» WRITTEN INSTRUCTION
Within the records that follow, find every line containing the string "however". Copy those lines.
─── INFORMATION GIVEN ───
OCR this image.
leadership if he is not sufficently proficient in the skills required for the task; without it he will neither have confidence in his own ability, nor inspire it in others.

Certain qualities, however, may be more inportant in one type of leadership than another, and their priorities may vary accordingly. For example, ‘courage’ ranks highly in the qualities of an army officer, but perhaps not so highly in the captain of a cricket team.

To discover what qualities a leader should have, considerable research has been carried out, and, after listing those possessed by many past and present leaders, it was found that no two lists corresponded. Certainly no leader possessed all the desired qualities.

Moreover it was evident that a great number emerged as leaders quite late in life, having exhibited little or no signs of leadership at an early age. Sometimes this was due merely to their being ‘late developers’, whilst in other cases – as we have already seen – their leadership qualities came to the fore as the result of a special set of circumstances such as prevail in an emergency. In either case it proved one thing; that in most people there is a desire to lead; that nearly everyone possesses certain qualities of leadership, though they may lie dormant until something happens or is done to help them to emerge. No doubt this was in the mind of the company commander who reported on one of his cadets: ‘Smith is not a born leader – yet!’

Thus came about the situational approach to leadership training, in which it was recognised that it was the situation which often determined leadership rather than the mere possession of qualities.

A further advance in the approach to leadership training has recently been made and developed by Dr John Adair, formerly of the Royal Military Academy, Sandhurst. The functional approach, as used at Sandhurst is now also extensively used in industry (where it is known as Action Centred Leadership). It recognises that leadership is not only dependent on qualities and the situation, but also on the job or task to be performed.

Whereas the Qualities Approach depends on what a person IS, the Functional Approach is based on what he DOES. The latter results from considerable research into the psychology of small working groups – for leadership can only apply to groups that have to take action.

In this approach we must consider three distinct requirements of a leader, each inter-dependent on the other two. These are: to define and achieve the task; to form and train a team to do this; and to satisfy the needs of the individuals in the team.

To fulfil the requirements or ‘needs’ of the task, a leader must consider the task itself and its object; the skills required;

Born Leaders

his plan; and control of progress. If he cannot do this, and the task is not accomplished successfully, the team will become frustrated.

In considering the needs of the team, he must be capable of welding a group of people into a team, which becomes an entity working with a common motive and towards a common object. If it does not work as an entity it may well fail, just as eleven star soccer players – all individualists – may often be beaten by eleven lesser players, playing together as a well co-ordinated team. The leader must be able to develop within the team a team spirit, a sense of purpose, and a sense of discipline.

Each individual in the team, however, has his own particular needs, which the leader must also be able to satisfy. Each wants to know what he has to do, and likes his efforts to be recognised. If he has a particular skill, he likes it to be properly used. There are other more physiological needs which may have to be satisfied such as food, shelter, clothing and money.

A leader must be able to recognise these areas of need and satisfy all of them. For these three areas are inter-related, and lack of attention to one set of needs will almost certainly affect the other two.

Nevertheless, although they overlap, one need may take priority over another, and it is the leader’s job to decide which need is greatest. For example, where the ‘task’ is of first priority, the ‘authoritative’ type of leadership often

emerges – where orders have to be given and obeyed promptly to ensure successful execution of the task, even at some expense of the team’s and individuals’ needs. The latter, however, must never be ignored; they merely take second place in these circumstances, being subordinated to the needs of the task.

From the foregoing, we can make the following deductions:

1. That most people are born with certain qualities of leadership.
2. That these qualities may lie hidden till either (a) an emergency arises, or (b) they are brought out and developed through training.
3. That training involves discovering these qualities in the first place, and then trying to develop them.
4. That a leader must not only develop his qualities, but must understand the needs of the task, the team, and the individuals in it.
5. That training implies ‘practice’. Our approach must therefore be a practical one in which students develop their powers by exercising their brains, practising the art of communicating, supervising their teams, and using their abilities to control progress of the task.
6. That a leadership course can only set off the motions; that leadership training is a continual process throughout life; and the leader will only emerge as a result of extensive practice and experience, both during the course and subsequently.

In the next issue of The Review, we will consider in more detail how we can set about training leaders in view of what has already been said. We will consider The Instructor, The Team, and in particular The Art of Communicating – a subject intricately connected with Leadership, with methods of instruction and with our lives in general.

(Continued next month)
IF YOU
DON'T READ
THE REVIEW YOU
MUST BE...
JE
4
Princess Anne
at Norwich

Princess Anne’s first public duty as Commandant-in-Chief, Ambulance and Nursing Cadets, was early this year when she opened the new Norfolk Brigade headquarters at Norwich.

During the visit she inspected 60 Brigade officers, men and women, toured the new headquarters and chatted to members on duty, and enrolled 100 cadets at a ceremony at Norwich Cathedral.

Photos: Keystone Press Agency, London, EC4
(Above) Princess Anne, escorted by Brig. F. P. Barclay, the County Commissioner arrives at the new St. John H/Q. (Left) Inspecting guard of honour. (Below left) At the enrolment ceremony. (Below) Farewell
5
───
» OUTPUT FOR THIS TASK
Certain qualities, however, may be more inportant in one type of leadership than another, and their priorities may vary accordingly. For example, ‘courage’ ranks highly in the qualities of an army officer, but perhaps not so highly in the captain of a cricket team.
Each individual in the team, however, has his own particular needs, which the leader must also be able to satisfy. Each wants to know what he has to do, and likes his efforts to be recognised. If he has a particular skill, he likes it to be properly used. There are other more physiological needs which may have to be satisfied such as food, shelter, clothing and money.
emerges – where orders have to be given and obeyed promptly to ensure successful execution of the task, even at some expense of the team’s and individuals’ needs. The latter, however, must never be ignored; they merely take second place in these circumstances, being subordinated to the needs of the task.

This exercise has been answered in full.